→ Stored data entries:
'''

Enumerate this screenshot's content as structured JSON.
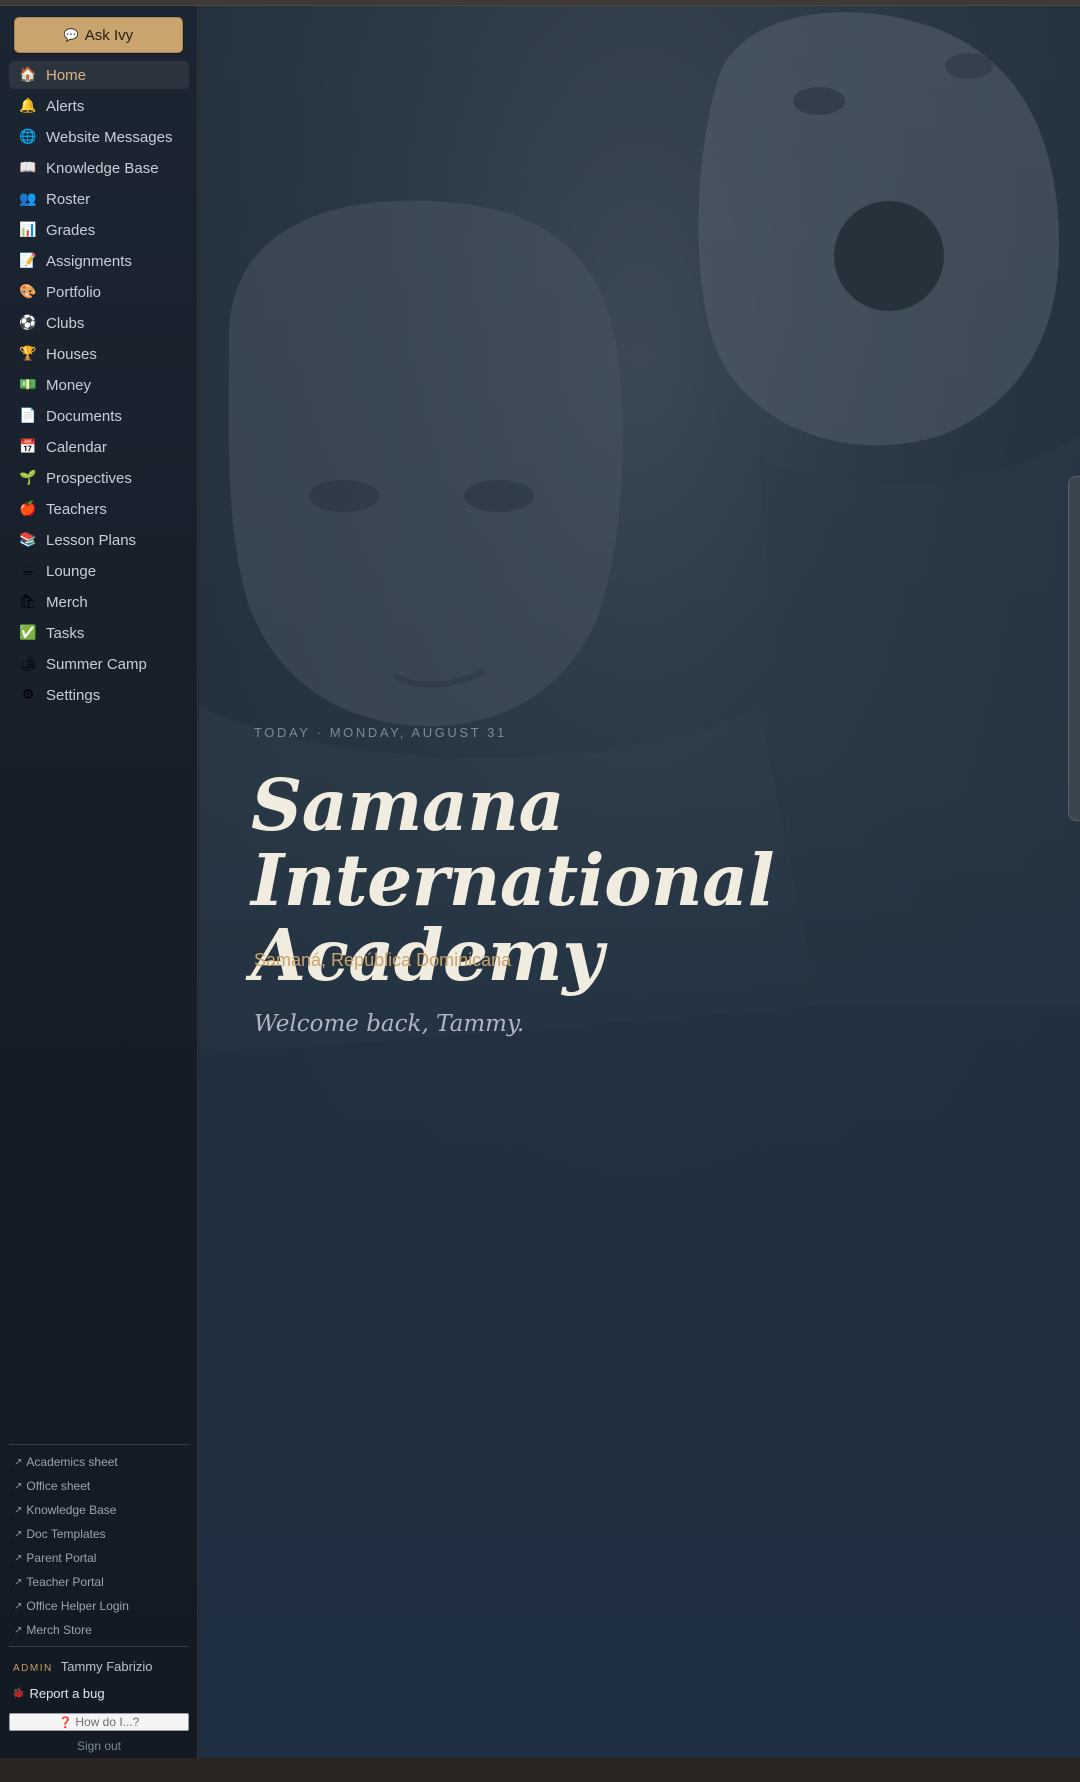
{
  "ask_ivy": {
    "icon": "chat-bubble-icon",
    "glyph": "💬",
    "label": "Ask Ivy"
  },
  "nav": [
    {
      "id": "home",
      "icon": "house-icon",
      "glyph": "🏠",
      "label": "Home",
      "active": true
    },
    {
      "id": "alerts",
      "icon": "bell-icon",
      "glyph": "🔔",
      "label": "Alerts"
    },
    {
      "id": "website-messages",
      "icon": "globe-icon",
      "glyph": "🌐",
      "label": "Website Messages"
    },
    {
      "id": "knowledge-base",
      "icon": "open-book-icon",
      "glyph": "📖",
      "label": "Knowledge Base"
    },
    {
      "id": "roster",
      "icon": "people-icon",
      "glyph": "👥",
      "label": "Roster"
    },
    {
      "id": "grades",
      "icon": "bar-chart-icon",
      "glyph": "📊",
      "label": "Grades"
    },
    {
      "id": "assignments",
      "icon": "memo-icon",
      "glyph": "📝",
      "label": "Assignments"
    },
    {
      "id": "portfolio",
      "icon": "palette-icon",
      "glyph": "🎨",
      "label": "Portfolio"
    },
    {
      "id": "clubs",
      "icon": "soccer-ball-icon",
      "glyph": "⚽",
      "label": "Clubs"
    },
    {
      "id": "houses",
      "icon": "trophy-icon",
      "glyph": "🏆",
      "label": "Houses"
    },
    {
      "id": "money",
      "icon": "banknote-icon",
      "glyph": "💵",
      "label": "Money"
    },
    {
      "id": "documents",
      "icon": "document-icon",
      "glyph": "📄",
      "label": "Documents"
    },
    {
      "id": "calendar",
      "icon": "calendar-icon",
      "glyph": "📅",
      "label": "Calendar"
    },
    {
      "id": "prospectives",
      "icon": "seedling-icon",
      "glyph": "🌱",
      "label": "Prospectives"
    },
    {
      "id": "teachers",
      "icon": "apple-icon",
      "glyph": "🍎",
      "label": "Teachers"
    },
    {
      "id": "lesson-plans",
      "icon": "books-icon",
      "glyph": "📚",
      "label": "Lesson Plans"
    },
    {
      "id": "lounge",
      "icon": "coffee-icon",
      "glyph": "☕",
      "label": "Lounge"
    },
    {
      "id": "merch",
      "icon": "shopping-bags-icon",
      "glyph": "🛍",
      "label": "Merch"
    },
    {
      "id": "tasks",
      "icon": "check-box-icon",
      "glyph": "✅",
      "label": "Tasks"
    },
    {
      "id": "summer-camp",
      "icon": "camping-icon",
      "glyph": "🏕",
      "label": "Summer Camp"
    },
    {
      "id": "settings",
      "icon": "gear-icon",
      "glyph": "⚙",
      "label": "Settings"
    }
  ],
  "external_links": [
    {
      "id": "academics-sheet",
      "label": "Academics sheet"
    },
    {
      "id": "office-sheet",
      "label": "Office sheet"
    },
    {
      "id": "knowledge-base",
      "label": "Knowledge Base"
    },
    {
      "id": "doc-templates",
      "label": "Doc Templates"
    },
    {
      "id": "parent-portal",
      "label": "Parent Portal"
    },
    {
      "id": "teacher-portal",
      "label": "Teacher Portal"
    },
    {
      "id": "office-helper-login",
      "label": "Office Helper Login"
    },
    {
      "id": "merch-store",
      "label": "Merch Store"
    }
  ],
  "external_arrow": "↗",
  "user": {
    "role": "ADMIN",
    "name": "Tammy Fabrizio"
  },
  "report_bug": {
    "icon": "bug-icon",
    "glyph": "🐞",
    "label": "Report a bug"
  },
  "help_input": {
    "icon": "question-mark-icon",
    "glyph": "❓",
    "placeholder": "How do I...?"
  },
  "sign_out": "Sign out",
  "hero": {
    "date_line": "TODAY · MONDAY, AUGUST 31",
    "school_name": "Samana International Academy",
    "location": "Samaná, República Dominicana",
    "welcome": "Welcome back, Tammy."
  },
  "colors": {
    "accent_gold": "#c9a46e",
    "active_nav_text": "#d9b47a",
    "sidebar_bg": "#151d28",
    "hero_bg": "#22303e",
    "title_cream": "#f1ece0"
  }
}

'''

→ REQUEST: Copy every line from the entries that contains the word "sheet".

→ IN RESPONSE:
      "id": "academics-sheet",
      "label": "Academics sheet"
      "id": "office-sheet",
      "label": "Office sheet"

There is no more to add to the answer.